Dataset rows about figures
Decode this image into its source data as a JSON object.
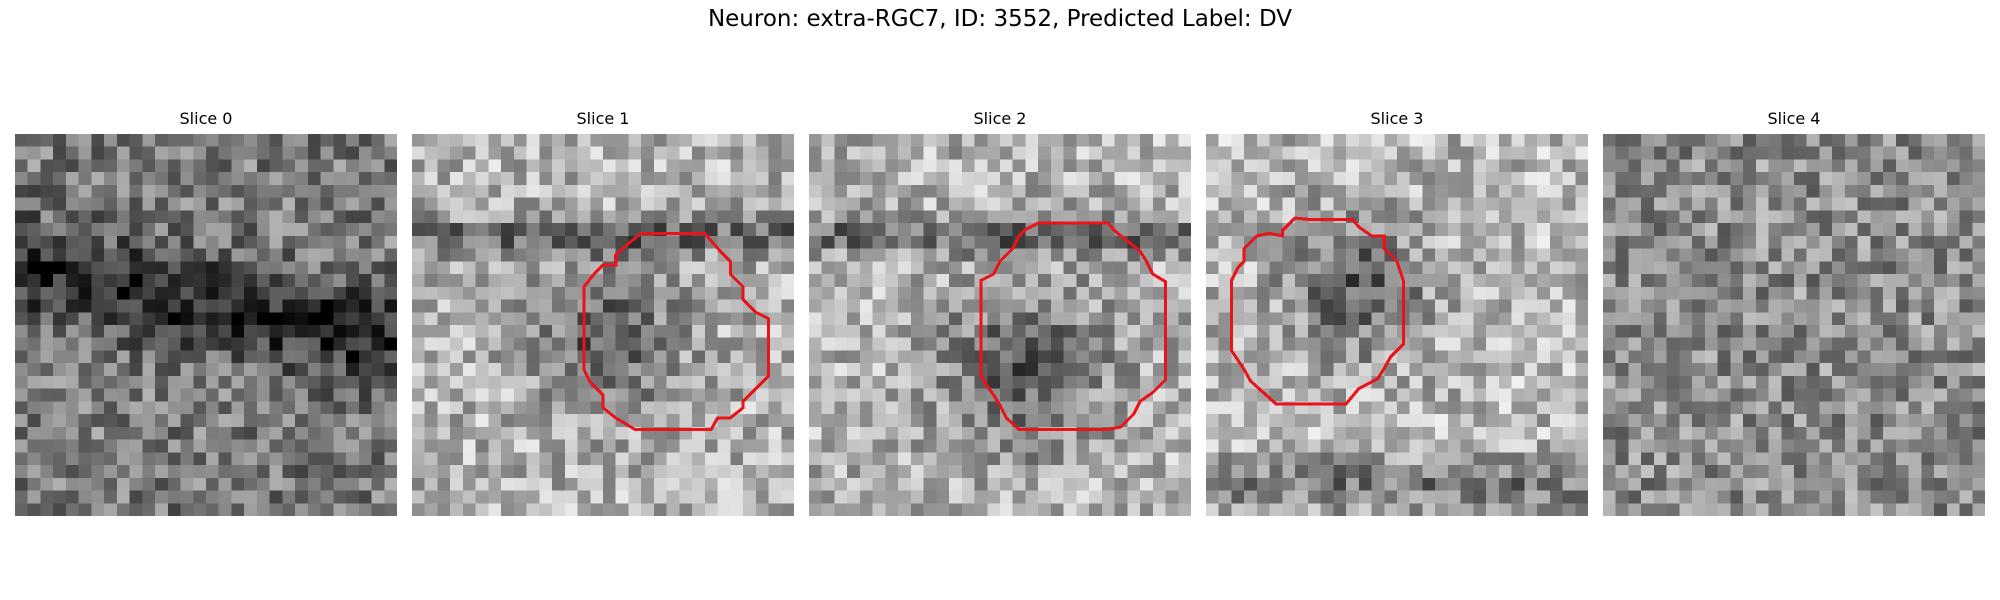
{
  "figure": {
    "title": "Neuron: extra-RGC7, ID: 3552, Predicted Label: DV"
  },
  "slices": [
    {
      "label": "Slice 0",
      "has_roi": false,
      "seed": 11,
      "base": 0.48,
      "blob": null
    },
    {
      "label": "Slice 1",
      "has_roi": true,
      "seed": 23,
      "base": 0.7,
      "blob": [
        0.5,
        0.52,
        0.22
      ]
    },
    {
      "label": "Slice 2",
      "has_roi": true,
      "seed": 37,
      "base": 0.7,
      "blob": [
        0.55,
        0.6,
        0.25
      ]
    },
    {
      "label": "Slice 3",
      "has_roi": true,
      "seed": 41,
      "base": 0.72,
      "blob": [
        0.38,
        0.38,
        0.22
      ]
    },
    {
      "label": "Slice 4",
      "has_roi": false,
      "seed": 53,
      "base": 0.55,
      "blob": null
    }
  ],
  "roi_color": "#e8141a",
  "colormap": "gray"
}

PROBLEM STATEMENT: Write out the listing word for word, omitting the pictures it holds.

TASK ANSWER:
Decode this image into its source data as a JSON object.
{
  "figure": {
    "title": "Neuron: extra-RGC7, ID: 3552, Predicted Label: DV"
  },
  "slices": [
    {
      "label": "Slice 0",
      "has_roi": false,
      "seed": 11,
      "base": 0.48,
      "blob": null
    },
    {
      "label": "Slice 1",
      "has_roi": true,
      "seed": 23,
      "base": 0.7,
      "blob": [
        0.5,
        0.52,
        0.22
      ]
    },
    {
      "label": "Slice 2",
      "has_roi": true,
      "seed": 37,
      "base": 0.7,
      "blob": [
        0.55,
        0.6,
        0.25
      ]
    },
    {
      "label": "Slice 3",
      "has_roi": true,
      "seed": 41,
      "base": 0.72,
      "blob": [
        0.38,
        0.38,
        0.22
      ]
    },
    {
      "label": "Slice 4",
      "has_roi": false,
      "seed": 53,
      "base": 0.55,
      "blob": null
    }
  ],
  "roi_color": "#e8141a",
  "colormap": "gray"
}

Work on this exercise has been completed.